### [Job]
Pick out each line of the records that includes the string "support", and copy it.

Dataset rows:
+---+

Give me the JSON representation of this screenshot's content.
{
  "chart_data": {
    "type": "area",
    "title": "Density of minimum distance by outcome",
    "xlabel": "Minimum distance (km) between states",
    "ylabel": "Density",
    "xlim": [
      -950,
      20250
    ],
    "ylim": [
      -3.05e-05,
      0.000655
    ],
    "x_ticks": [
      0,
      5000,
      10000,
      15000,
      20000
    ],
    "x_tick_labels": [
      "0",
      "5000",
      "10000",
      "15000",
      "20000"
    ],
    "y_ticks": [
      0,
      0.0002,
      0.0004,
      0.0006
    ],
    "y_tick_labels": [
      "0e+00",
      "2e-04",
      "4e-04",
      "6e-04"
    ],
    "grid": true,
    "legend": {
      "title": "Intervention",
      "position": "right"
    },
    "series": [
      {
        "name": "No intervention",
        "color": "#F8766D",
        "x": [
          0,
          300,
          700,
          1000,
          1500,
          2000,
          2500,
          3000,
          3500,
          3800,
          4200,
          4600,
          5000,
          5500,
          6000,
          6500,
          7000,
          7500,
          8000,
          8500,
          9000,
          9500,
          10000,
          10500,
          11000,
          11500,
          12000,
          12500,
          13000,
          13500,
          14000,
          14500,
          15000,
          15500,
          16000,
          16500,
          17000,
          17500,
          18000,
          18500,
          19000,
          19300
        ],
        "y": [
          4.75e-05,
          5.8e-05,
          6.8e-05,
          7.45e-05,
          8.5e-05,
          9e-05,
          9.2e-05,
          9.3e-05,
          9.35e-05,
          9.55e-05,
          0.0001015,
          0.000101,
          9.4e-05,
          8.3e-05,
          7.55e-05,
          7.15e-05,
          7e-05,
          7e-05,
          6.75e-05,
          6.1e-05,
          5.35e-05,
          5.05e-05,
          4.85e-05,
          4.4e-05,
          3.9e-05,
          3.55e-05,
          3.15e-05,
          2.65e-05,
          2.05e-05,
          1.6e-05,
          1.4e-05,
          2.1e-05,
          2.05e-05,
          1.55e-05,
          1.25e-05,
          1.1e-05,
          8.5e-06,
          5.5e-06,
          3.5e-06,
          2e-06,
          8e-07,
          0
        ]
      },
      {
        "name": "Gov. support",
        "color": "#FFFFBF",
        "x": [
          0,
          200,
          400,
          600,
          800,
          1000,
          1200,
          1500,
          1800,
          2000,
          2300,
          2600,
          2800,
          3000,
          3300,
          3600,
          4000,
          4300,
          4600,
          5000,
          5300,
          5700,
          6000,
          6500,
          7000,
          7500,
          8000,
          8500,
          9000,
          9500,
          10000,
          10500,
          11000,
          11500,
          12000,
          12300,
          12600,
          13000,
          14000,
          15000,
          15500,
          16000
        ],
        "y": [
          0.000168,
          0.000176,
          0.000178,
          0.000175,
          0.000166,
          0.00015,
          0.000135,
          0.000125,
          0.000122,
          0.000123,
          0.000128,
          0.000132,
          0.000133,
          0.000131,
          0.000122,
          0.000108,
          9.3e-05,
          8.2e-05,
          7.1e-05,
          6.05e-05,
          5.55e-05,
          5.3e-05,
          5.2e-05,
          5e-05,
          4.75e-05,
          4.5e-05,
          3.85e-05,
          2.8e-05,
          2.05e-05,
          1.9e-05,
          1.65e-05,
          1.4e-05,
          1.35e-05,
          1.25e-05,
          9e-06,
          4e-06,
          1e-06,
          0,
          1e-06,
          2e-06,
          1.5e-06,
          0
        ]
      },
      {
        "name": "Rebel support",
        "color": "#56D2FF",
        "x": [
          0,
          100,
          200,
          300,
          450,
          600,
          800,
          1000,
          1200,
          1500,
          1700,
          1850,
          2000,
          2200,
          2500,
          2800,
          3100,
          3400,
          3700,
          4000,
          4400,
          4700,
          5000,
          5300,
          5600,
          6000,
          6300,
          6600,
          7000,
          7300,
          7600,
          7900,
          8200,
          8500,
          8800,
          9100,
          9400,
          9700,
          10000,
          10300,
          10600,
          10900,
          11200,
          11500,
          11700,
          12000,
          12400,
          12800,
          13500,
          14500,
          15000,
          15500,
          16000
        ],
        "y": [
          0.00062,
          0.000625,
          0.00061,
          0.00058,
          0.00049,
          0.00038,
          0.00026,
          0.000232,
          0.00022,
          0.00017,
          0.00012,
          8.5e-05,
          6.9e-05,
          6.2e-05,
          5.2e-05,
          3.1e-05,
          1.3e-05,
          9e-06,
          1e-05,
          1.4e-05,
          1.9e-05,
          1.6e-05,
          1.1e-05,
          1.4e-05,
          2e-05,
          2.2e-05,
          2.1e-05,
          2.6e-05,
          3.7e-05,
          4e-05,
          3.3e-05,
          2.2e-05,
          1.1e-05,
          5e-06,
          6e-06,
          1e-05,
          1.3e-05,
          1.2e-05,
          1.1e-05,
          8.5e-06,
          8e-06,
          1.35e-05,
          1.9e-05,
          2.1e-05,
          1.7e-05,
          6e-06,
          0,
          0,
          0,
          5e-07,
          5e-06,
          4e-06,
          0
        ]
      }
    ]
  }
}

+---+

### [Written solution]
        "name": "Gov. support",
        "name": "Rebel support",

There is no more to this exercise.